- _Document passage_
════════
Making Sense of #MeToo: Masha Gessen and Loretta Ross in conversation with SWAGS faculty
On March 6, 2018 Paino Lecture Hall was packed with students, staff and faculty to hear Masha Gessen and Loretta Ross discuss the complex and far reaching effects of the #MeToo movement. Masha Gessen is a staff writer at the New Yorker and currently John J. McCloy professor at Amherst College. She is the author of the National Book Award-winning The Future Is History: How Totalitarianism Reclaimed Russia, and several other books.
Loretta Ross, Visiting Associate Professor in Women’s Studies at Hampshire College, is co-founder and former National Coordinator of SisterSong Women of Color Reproductive Justice Collective. She has published several foundational books on reproductive justice.
Gessen and Ross were accompanied by SWAGS faculty Manuela Picq, Khary Polk, and Sahar Sadjadi. The event was facilitated by Amrita Basu. A lively discussion followed the presentations.
This event was co-sponsored by the Center for International Student Engagement, Department of Sexual Respect Education, Faculty Lecture Committee, Peer Advocates of Sexual Respect, Queer Resource Center, and the Women’s and Gender Center.
════════
- _Data supplied_
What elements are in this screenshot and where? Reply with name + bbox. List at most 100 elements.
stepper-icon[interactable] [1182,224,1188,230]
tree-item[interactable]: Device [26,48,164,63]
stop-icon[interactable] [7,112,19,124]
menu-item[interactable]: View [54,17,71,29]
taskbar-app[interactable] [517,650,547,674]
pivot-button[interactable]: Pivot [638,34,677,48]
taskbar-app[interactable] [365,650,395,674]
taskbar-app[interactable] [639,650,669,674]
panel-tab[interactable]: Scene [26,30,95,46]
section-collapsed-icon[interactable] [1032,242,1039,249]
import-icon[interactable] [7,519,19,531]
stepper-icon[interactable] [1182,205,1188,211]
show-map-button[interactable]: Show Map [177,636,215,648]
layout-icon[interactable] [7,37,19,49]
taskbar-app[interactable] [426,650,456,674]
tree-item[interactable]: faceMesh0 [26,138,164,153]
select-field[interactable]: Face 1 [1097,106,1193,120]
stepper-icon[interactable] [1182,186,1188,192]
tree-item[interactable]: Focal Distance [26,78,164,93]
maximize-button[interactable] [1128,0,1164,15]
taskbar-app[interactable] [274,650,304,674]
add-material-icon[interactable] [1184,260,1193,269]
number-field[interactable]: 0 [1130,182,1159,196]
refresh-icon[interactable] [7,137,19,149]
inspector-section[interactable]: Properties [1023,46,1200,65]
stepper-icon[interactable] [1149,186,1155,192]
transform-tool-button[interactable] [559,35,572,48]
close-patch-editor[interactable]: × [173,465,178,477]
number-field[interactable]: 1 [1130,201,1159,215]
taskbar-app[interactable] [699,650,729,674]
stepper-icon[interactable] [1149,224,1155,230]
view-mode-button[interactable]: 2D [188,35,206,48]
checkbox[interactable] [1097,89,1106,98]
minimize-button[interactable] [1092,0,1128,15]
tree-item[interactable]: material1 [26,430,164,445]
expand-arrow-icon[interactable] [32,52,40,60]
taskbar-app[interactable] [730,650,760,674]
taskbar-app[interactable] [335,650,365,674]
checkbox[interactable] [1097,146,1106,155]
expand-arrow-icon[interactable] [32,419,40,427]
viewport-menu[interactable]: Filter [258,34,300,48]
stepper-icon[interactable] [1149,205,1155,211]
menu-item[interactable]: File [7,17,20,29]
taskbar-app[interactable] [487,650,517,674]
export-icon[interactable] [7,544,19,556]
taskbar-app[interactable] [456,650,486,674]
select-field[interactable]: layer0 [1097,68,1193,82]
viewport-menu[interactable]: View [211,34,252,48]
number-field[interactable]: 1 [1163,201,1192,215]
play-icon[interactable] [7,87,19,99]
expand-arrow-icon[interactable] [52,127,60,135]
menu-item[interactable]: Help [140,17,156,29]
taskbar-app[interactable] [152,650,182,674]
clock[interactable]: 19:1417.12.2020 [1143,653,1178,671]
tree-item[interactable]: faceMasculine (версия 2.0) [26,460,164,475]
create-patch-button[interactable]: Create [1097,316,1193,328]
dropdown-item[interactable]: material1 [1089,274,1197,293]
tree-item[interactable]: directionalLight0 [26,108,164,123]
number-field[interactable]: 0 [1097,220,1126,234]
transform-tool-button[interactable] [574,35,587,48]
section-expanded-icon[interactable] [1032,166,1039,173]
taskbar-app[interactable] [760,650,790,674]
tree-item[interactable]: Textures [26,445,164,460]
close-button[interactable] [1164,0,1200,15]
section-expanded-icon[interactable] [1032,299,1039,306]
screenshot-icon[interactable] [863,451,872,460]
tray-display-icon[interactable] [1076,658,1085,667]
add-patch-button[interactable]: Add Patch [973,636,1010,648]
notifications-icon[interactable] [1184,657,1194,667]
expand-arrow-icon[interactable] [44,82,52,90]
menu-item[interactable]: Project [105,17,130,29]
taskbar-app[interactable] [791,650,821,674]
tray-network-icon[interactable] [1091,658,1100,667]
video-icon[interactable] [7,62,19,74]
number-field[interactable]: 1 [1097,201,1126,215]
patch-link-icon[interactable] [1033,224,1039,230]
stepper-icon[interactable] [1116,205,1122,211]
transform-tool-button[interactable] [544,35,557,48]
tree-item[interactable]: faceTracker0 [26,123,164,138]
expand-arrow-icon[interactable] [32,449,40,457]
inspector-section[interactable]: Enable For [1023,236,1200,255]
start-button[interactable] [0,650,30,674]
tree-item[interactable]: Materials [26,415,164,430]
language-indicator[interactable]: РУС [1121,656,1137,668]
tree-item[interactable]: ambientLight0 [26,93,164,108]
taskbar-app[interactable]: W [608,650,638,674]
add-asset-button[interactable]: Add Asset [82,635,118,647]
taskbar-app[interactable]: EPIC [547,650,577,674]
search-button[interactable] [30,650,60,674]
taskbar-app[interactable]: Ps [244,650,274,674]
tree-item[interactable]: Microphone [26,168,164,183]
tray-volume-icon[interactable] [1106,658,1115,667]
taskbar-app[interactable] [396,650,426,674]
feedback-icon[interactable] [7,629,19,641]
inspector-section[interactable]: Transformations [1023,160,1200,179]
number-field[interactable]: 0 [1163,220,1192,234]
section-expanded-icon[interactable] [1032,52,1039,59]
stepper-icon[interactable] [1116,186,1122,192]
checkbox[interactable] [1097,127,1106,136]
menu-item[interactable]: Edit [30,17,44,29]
════════
- _Task instructions_
**A.** Please echo the passage of the #MeToo event text starting with "Making Sense of" and going on through "several other books.", copying it exactly.
**B.** In the #MeToo event text, who facilitated the event?

- _Answers to the tasks_
**A.**
Making Sense of #MeToo: Masha Gessen and Loretta Ross in conversation with SWAGS faculty
On March 6, 2018 Paino Lecture Hall was packed with students, staff and faculty to hear Masha Gessen and Loretta Ross discuss the complex and far reaching effects of the #MeToo movement. Masha Gessen is a staff writer at the New Yorker and currently John J. McCloy professor at Amherst College. She is the author of the National Book Award-winning The Future Is History: How Totalitarianism Reclaimed Russia, and several other books.

**B.** Amrita Basu